◆ **DIRECTION**: Search the data below for the word "style" and copy each line that holds it.

[Raw records]
········

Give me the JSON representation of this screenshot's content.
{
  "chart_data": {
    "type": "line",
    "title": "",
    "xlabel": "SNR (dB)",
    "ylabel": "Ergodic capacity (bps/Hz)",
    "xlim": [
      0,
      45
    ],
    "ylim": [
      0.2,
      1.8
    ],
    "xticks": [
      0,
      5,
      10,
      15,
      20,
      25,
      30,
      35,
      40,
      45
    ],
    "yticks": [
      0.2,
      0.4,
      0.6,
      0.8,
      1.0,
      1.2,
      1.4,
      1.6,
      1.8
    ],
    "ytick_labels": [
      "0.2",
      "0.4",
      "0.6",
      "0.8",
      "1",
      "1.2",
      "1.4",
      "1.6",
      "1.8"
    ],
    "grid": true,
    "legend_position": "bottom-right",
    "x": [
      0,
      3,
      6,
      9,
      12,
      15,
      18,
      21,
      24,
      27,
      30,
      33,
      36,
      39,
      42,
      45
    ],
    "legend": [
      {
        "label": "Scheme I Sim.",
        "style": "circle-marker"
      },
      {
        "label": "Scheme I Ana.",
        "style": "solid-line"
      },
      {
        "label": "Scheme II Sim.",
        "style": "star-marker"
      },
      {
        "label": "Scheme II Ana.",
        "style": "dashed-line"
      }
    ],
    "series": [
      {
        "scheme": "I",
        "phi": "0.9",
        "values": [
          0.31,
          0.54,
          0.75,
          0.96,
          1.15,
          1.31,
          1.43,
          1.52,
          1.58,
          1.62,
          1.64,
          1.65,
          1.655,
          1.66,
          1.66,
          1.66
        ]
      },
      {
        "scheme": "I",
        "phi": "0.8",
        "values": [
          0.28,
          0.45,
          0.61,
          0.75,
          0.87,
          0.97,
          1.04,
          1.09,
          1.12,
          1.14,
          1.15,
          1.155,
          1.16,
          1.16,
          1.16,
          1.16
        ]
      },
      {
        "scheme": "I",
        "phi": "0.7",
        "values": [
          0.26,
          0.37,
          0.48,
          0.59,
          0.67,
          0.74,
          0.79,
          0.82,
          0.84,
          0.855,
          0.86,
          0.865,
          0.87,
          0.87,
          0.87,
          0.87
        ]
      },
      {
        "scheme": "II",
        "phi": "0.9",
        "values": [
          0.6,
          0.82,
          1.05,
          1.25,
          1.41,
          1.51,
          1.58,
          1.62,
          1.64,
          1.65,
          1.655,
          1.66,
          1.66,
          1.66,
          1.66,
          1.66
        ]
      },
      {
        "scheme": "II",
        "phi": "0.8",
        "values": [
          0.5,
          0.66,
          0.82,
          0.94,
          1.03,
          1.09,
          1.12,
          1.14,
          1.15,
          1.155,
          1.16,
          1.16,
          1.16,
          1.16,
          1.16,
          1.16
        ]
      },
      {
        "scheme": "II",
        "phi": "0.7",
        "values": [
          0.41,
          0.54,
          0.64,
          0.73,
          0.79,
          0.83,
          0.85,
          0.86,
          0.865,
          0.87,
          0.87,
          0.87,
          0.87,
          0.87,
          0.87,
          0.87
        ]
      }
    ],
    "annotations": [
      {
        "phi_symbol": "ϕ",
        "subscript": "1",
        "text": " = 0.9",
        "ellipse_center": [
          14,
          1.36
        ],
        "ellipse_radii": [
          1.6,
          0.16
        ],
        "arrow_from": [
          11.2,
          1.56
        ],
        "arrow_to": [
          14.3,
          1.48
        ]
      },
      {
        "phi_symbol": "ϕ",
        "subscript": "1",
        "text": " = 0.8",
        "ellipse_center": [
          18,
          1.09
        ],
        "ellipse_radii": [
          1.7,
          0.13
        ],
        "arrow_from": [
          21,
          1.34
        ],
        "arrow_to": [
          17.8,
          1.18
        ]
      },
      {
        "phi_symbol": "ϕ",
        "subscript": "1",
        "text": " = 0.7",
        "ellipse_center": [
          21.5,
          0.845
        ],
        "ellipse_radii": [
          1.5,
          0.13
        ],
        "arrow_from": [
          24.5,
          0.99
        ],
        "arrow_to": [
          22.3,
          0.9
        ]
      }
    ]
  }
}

········

◆ **EXPECTED ANSWER**:
        "style": "circle-marker"
        "style": "solid-line"
        "style": "star-marker"
        "style": "dashed-line"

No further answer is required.